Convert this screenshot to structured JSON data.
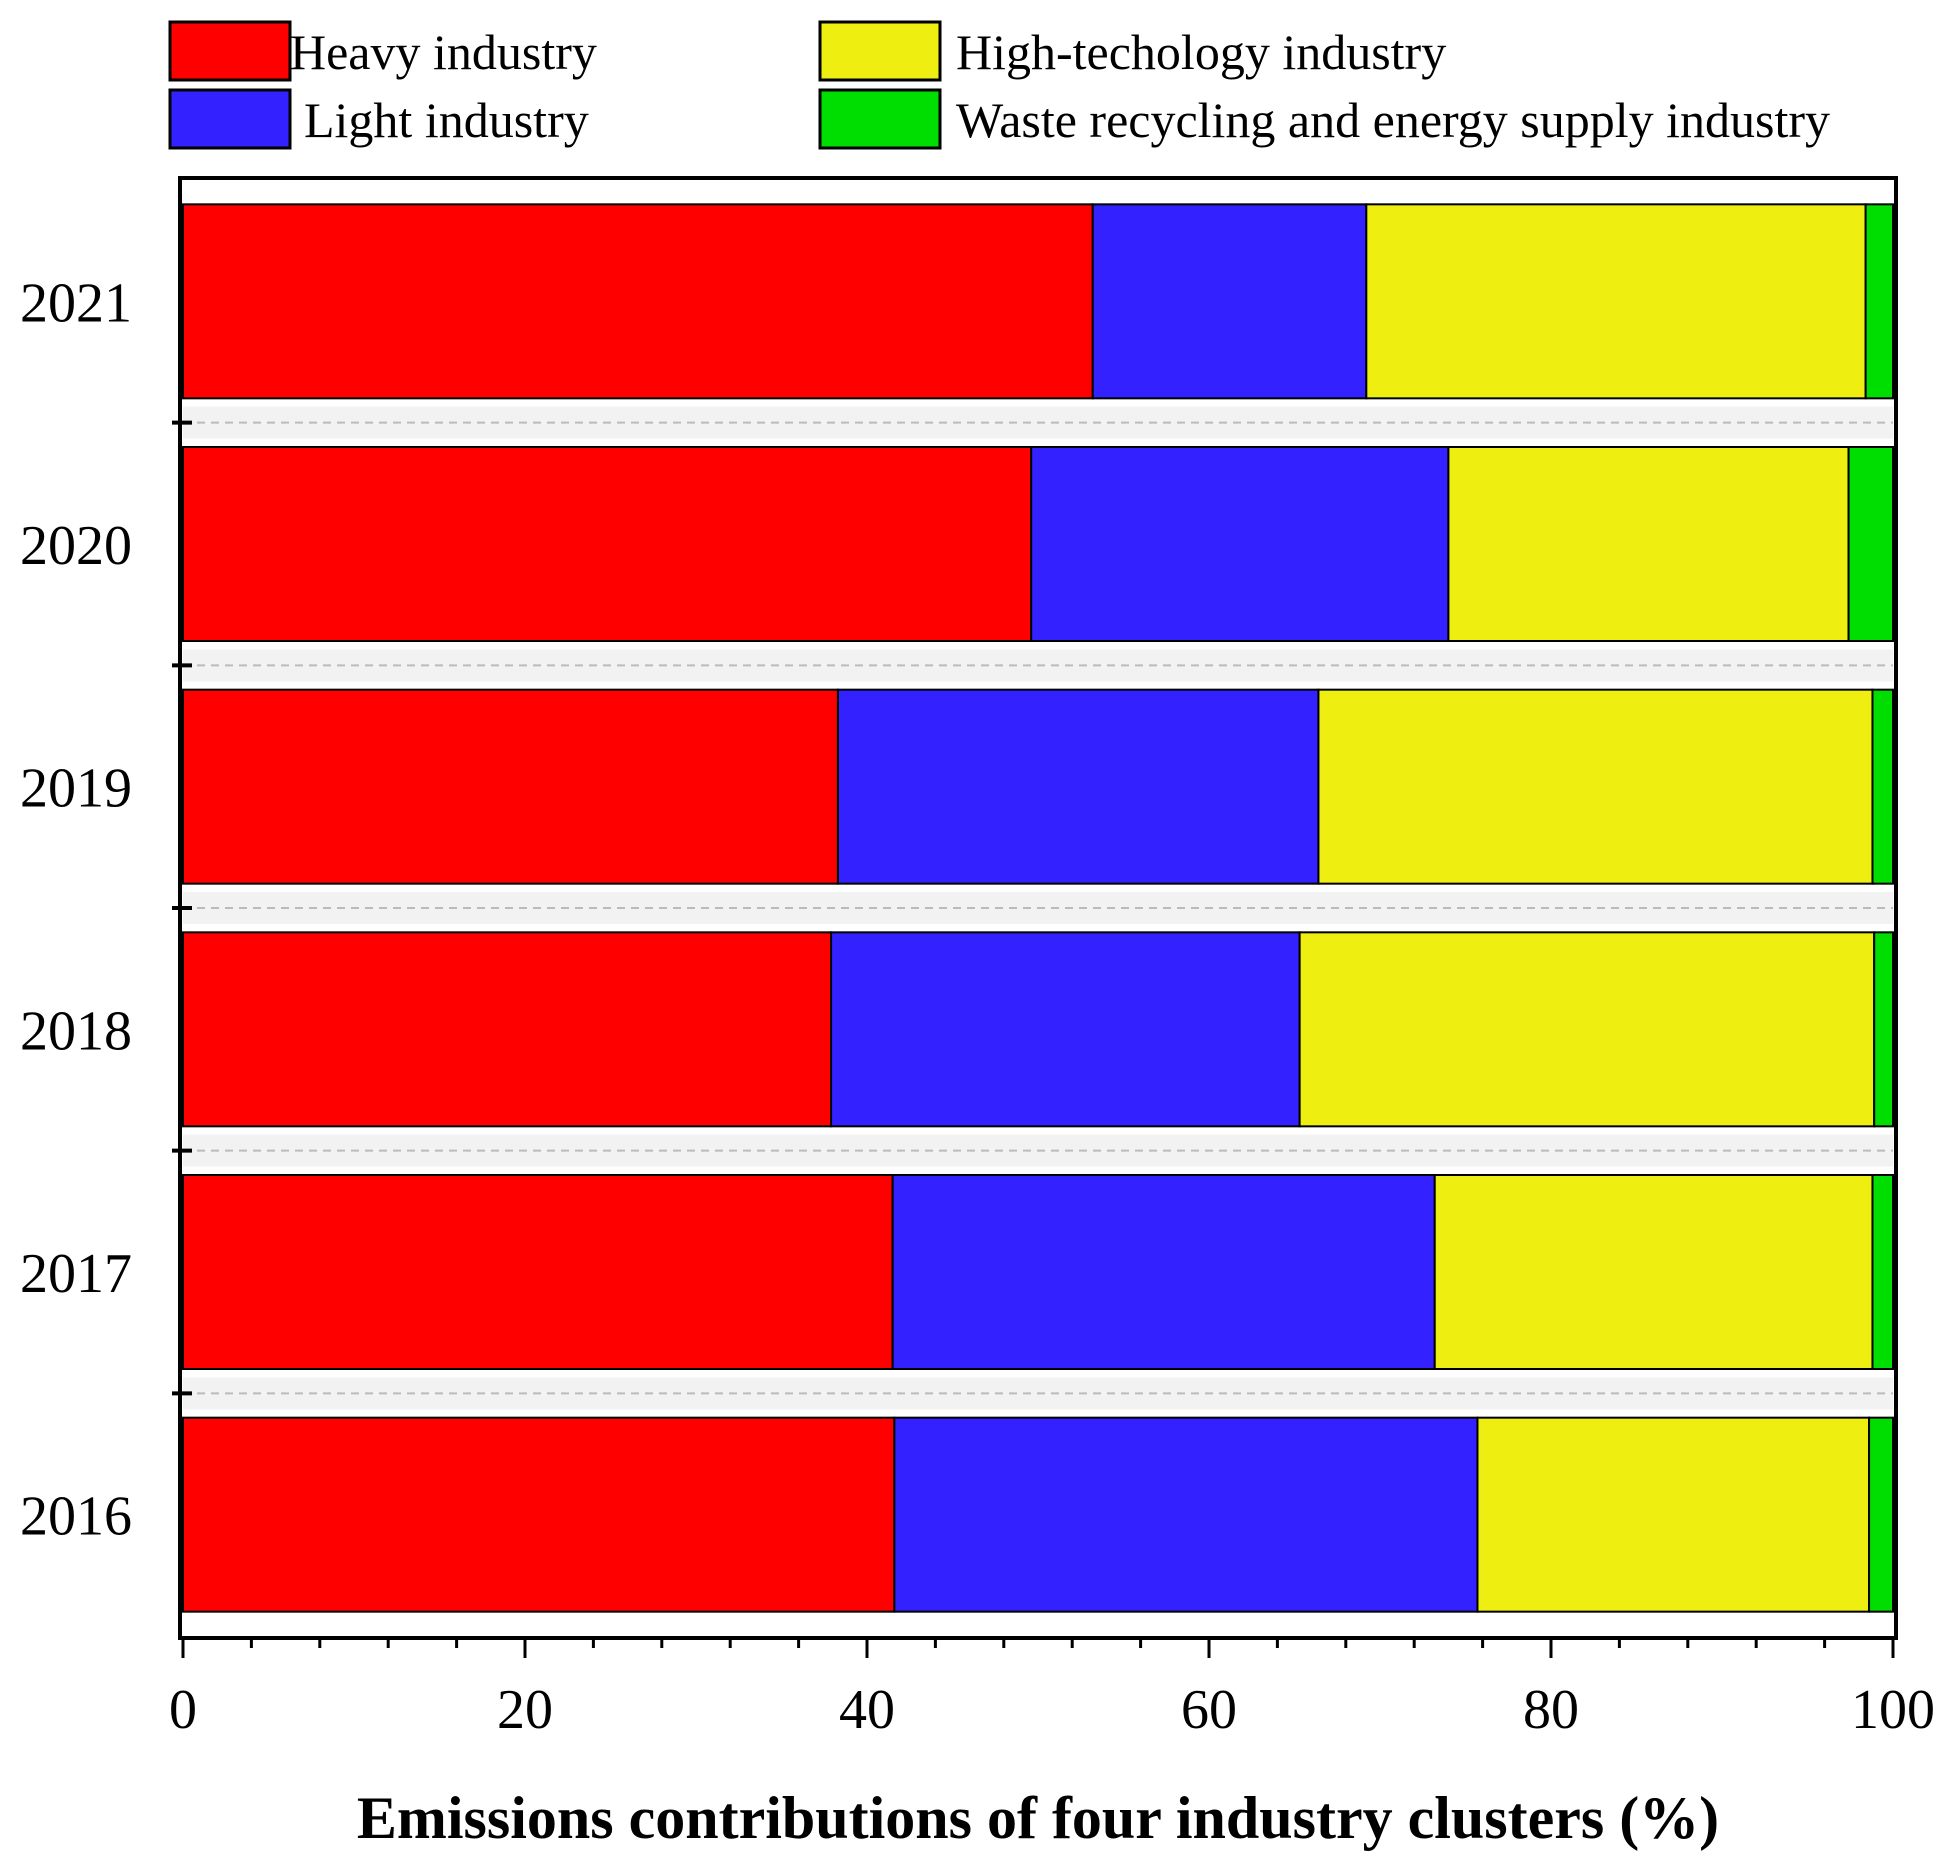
{
  "chart_data": {
    "type": "bar",
    "orientation": "horizontal",
    "stacked": true,
    "title": "",
    "xlabel": "Emissions contributions of four industry clusters (%)",
    "ylabel": "",
    "xlim": [
      0,
      100
    ],
    "x_ticks": [
      0,
      20,
      40,
      60,
      80,
      100
    ],
    "categories": [
      "2021",
      "2020",
      "2019",
      "2018",
      "2017",
      "2016"
    ],
    "series": [
      {
        "name": "Heavy industry",
        "color": "#ff0000",
        "values": [
          53.2,
          49.6,
          38.3,
          37.9,
          41.5,
          41.6
        ]
      },
      {
        "name": "Light industry",
        "color": "#3322ff",
        "values": [
          16.0,
          24.4,
          28.1,
          27.4,
          31.7,
          34.1
        ]
      },
      {
        "name": "High-techology industry",
        "color": "#eeee11",
        "values": [
          29.2,
          23.4,
          32.4,
          33.6,
          25.6,
          22.9
        ]
      },
      {
        "name": "Waste recycling and energy supply industry",
        "color": "#00dd00",
        "values": [
          1.6,
          2.6,
          1.2,
          1.1,
          1.2,
          1.4
        ]
      }
    ],
    "grid": false,
    "legend": "top"
  }
}
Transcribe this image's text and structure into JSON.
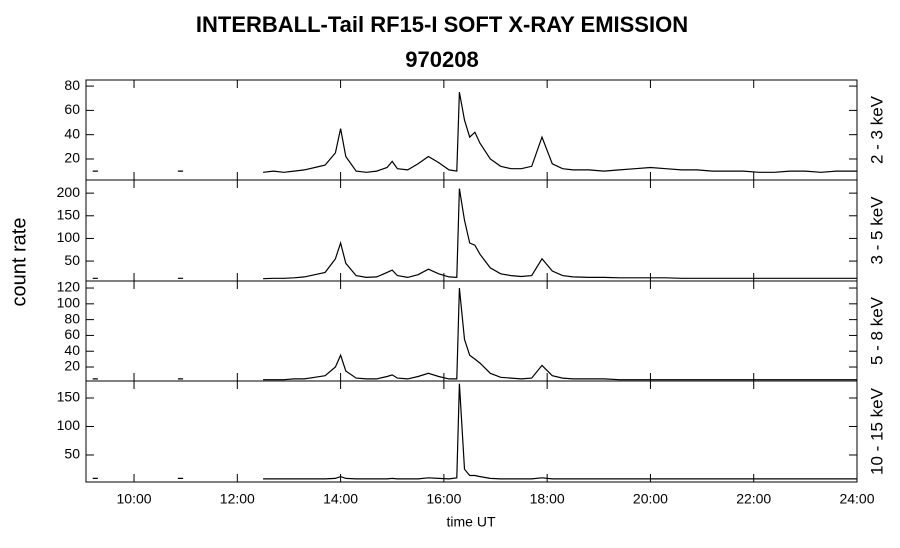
{
  "chart_data": {
    "type": "line",
    "title": "INTERBALL-Tail RF15-I SOFT X-RAY EMISSION",
    "subtitle": "970208",
    "xlabel": "time UT",
    "ylabel": "count rate",
    "color": "#000000",
    "xlim": [
      9.07,
      24
    ],
    "xticks": [
      {
        "value": 10,
        "label": "10:00"
      },
      {
        "value": 12,
        "label": "12:00"
      },
      {
        "value": 14,
        "label": "14:00"
      },
      {
        "value": 16,
        "label": "16:00"
      },
      {
        "value": 18,
        "label": "18:00"
      },
      {
        "value": 20,
        "label": "20:00"
      },
      {
        "value": 22,
        "label": "22:00"
      },
      {
        "value": 24,
        "label": "24:00"
      }
    ],
    "x": [
      9.2,
      9.3,
      10.0,
      10.85,
      10.95,
      11.5,
      12.5,
      12.7,
      12.9,
      13.1,
      13.3,
      13.5,
      13.7,
      13.9,
      14.0,
      14.1,
      14.3,
      14.5,
      14.7,
      14.9,
      15.0,
      15.1,
      15.3,
      15.5,
      15.7,
      15.9,
      16.1,
      16.25,
      16.3,
      16.4,
      16.5,
      16.6,
      16.7,
      16.9,
      17.1,
      17.3,
      17.5,
      17.7,
      17.9,
      18.1,
      18.3,
      18.5,
      18.8,
      19.1,
      19.4,
      19.7,
      20.0,
      20.3,
      20.6,
      20.9,
      21.2,
      21.5,
      21.8,
      22.1,
      22.4,
      22.7,
      23.0,
      23.3,
      23.6,
      24.0
    ],
    "panels": [
      {
        "label": "2 - 3 keV",
        "ylim": [
          2.7,
          85
        ],
        "yticks": [
          20,
          40,
          60,
          80
        ],
        "values": [
          10,
          10,
          null,
          10,
          10,
          null,
          9,
          10,
          9,
          10,
          11,
          13,
          15,
          25,
          45,
          22,
          10,
          9,
          10,
          13,
          18,
          12,
          11,
          16,
          22,
          17,
          11,
          10,
          75,
          52,
          38,
          42,
          33,
          20,
          14,
          12,
          12,
          14,
          38,
          16,
          12,
          11,
          11,
          10,
          11,
          12,
          13,
          12,
          11,
          11,
          10,
          10,
          10,
          9,
          9,
          10,
          10,
          9,
          10,
          10
        ]
      },
      {
        "label": "3 - 5 keV",
        "ylim": [
          6,
          229
        ],
        "yticks": [
          50,
          100,
          150,
          200
        ],
        "values": [
          12,
          12,
          null,
          12,
          12,
          null,
          11,
          12,
          12,
          13,
          15,
          20,
          25,
          55,
          90,
          45,
          18,
          14,
          15,
          25,
          30,
          18,
          14,
          20,
          32,
          22,
          15,
          14,
          210,
          140,
          90,
          85,
          65,
          35,
          22,
          18,
          16,
          18,
          55,
          28,
          18,
          15,
          14,
          14,
          13,
          13,
          13,
          13,
          12,
          12,
          12,
          12,
          12,
          12,
          12,
          12,
          12,
          12,
          12,
          12
        ]
      },
      {
        "label": "5 - 8 keV",
        "ylim": [
          2.3,
          128.9
        ],
        "yticks": [
          20,
          40,
          60,
          80,
          100,
          120
        ],
        "values": [
          5,
          5,
          null,
          5,
          5,
          null,
          4,
          4,
          4,
          5,
          5,
          7,
          9,
          20,
          35,
          15,
          6,
          5,
          5,
          8,
          10,
          6,
          5,
          8,
          12,
          8,
          5,
          5,
          120,
          55,
          35,
          30,
          25,
          12,
          7,
          6,
          5,
          6,
          22,
          9,
          6,
          5,
          5,
          5,
          4,
          4,
          4,
          4,
          4,
          4,
          4,
          4,
          4,
          4,
          4,
          4,
          4,
          4,
          4,
          4
        ]
      },
      {
        "label": "10 - 15 keV",
        "ylim": [
          2.6,
          179.8
        ],
        "yticks": [
          50,
          100,
          150
        ],
        "values": [
          9,
          9,
          null,
          9,
          9,
          null,
          8,
          8,
          8,
          8,
          8,
          8,
          8,
          9,
          12,
          9,
          8,
          8,
          8,
          8,
          9,
          8,
          8,
          8,
          10,
          9,
          8,
          10,
          175,
          25,
          14,
          14,
          12,
          9,
          8,
          8,
          8,
          8,
          10,
          8,
          8,
          8,
          8,
          8,
          8,
          8,
          8,
          8,
          8,
          8,
          8,
          8,
          8,
          8,
          8,
          8,
          8,
          8,
          8,
          8
        ]
      }
    ]
  }
}
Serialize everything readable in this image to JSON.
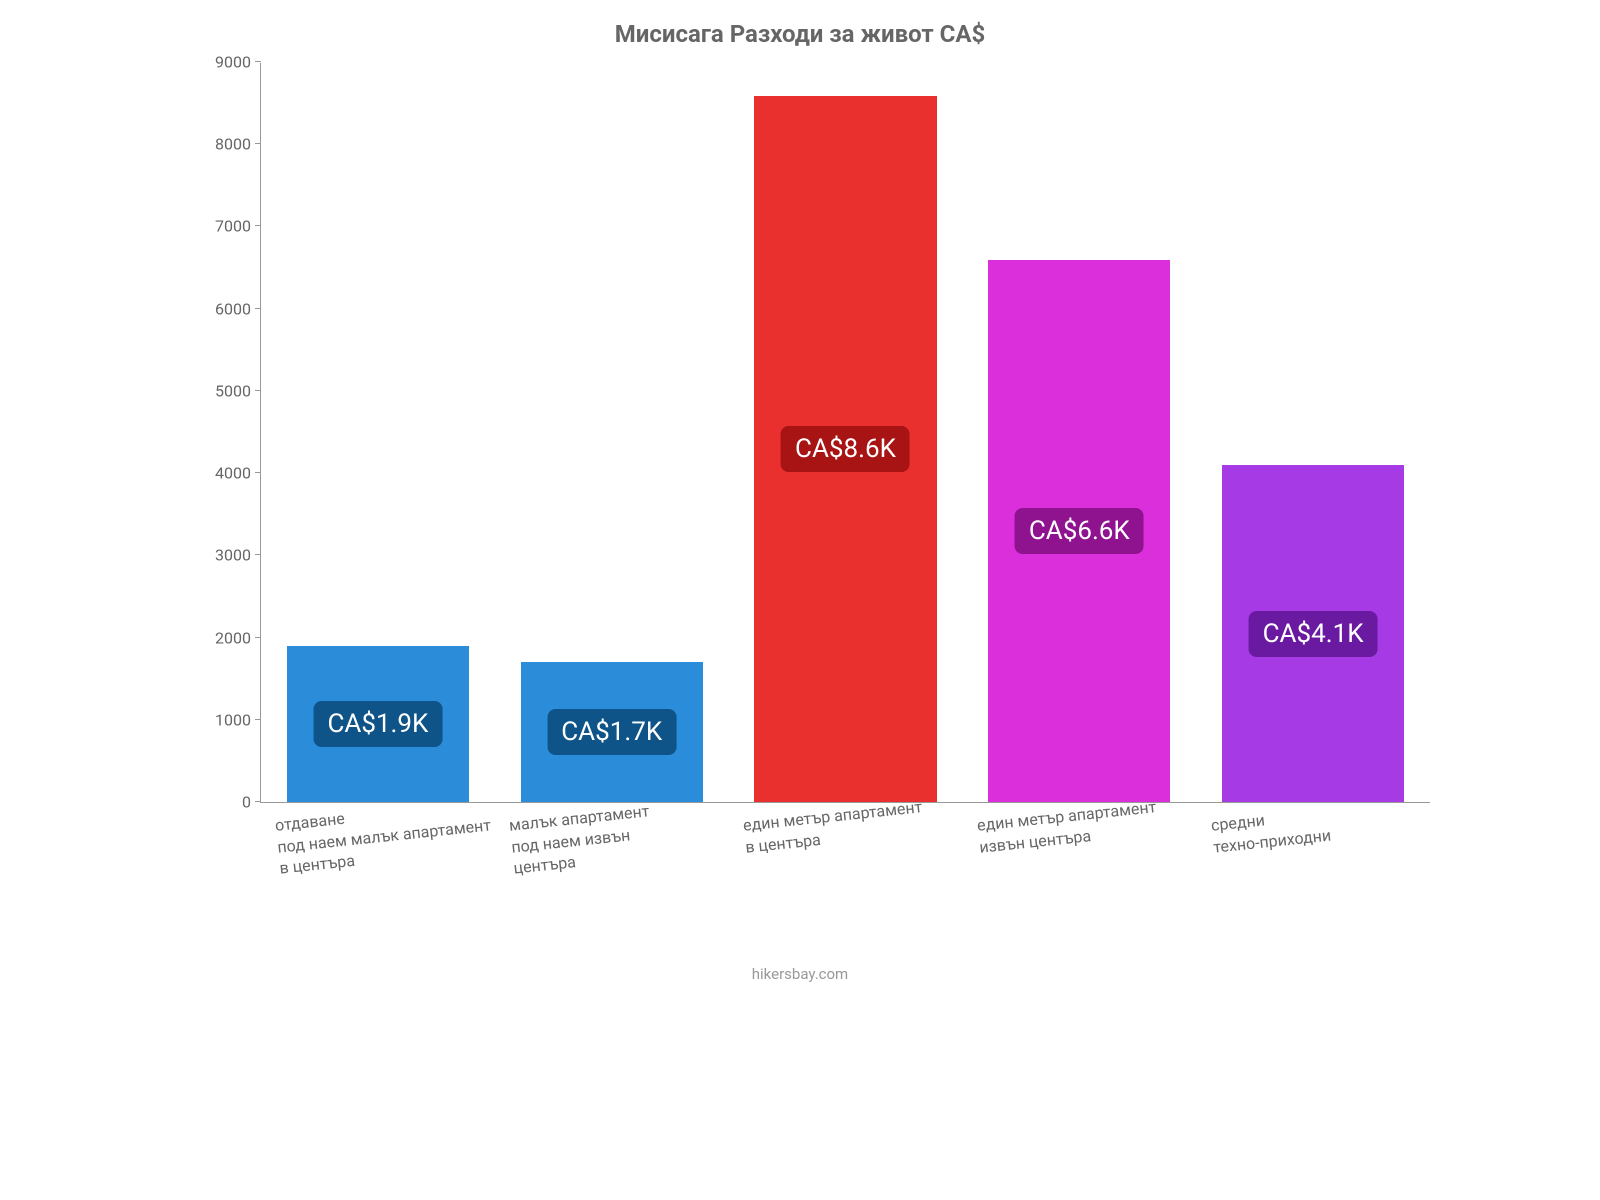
{
  "chart": {
    "type": "bar",
    "title": "Мисисага Разходи за живот CA$",
    "title_fontsize": 24,
    "title_color": "#666666",
    "background_color": "#ffffff",
    "axis_color": "#999999",
    "ylim": [
      0,
      9000
    ],
    "ytick_step": 1000,
    "yticks": [
      {
        "value": 0,
        "label": "0"
      },
      {
        "value": 1000,
        "label": "1000"
      },
      {
        "value": 2000,
        "label": "2000"
      },
      {
        "value": 3000,
        "label": "3000"
      },
      {
        "value": 4000,
        "label": "4000"
      },
      {
        "value": 5000,
        "label": "5000"
      },
      {
        "value": 6000,
        "label": "6000"
      },
      {
        "value": 7000,
        "label": "7000"
      },
      {
        "value": 8000,
        "label": "8000"
      },
      {
        "value": 9000,
        "label": "9000"
      }
    ],
    "ytick_color": "#666666",
    "ytick_fontsize": 16,
    "bar_width": 0.78,
    "categories": [
      {
        "lines": [
          "отдаване",
          "под наем малък апартамент",
          "в центъра"
        ]
      },
      {
        "lines": [
          "малък апартамент",
          "под наем извън",
          "центъра"
        ]
      },
      {
        "lines": [
          "един метър апартамент",
          "в центъра"
        ]
      },
      {
        "lines": [
          "един метър апартамент",
          "извън центъра"
        ]
      },
      {
        "lines": [
          "средни",
          "техно-приходни"
        ]
      }
    ],
    "xlabel_color": "#666666",
    "xlabel_fontsize": 16,
    "xlabel_rotation_deg": -6,
    "series": [
      {
        "value": 1900,
        "display": "CA$1.9K",
        "bar_color": "#2b8cda",
        "badge_color": "#0e5488"
      },
      {
        "value": 1700,
        "display": "CA$1.7K",
        "bar_color": "#2b8cda",
        "badge_color": "#0e5488"
      },
      {
        "value": 8600,
        "display": "CA$8.6K",
        "bar_color": "#ea2f2f",
        "badge_color": "#a81313"
      },
      {
        "value": 6600,
        "display": "CA$6.6K",
        "bar_color": "#db2fdb",
        "badge_color": "#8f128f"
      },
      {
        "value": 4100,
        "display": "CA$4.1K",
        "bar_color": "#a63be6",
        "badge_color": "#6a1aa1"
      }
    ],
    "value_label_fontsize": 26,
    "value_label_text_color": "#ffffff",
    "footer": "hikersbay.com",
    "footer_color": "#999999",
    "footer_fontsize": 15
  }
}
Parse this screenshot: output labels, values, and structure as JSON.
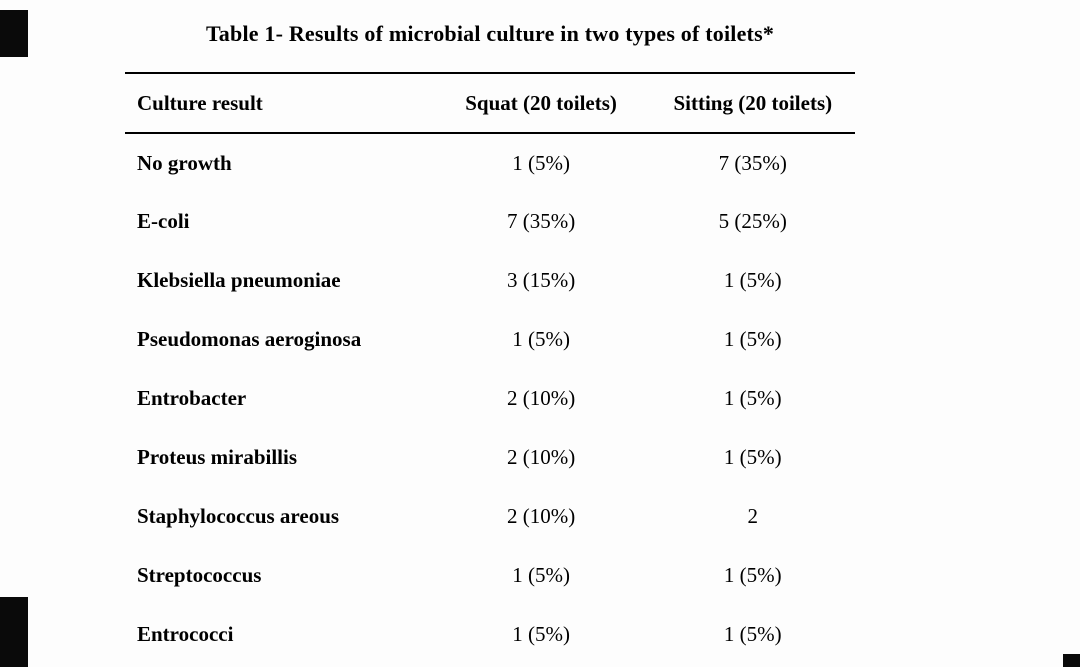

Short exercise: Search the entries for the word "апартамент", then list each line that holds it.

Written response:
          "под наем малък апартамент",
          "малък апартамент",
          "един метър апартамент",
          "един метър апартамент",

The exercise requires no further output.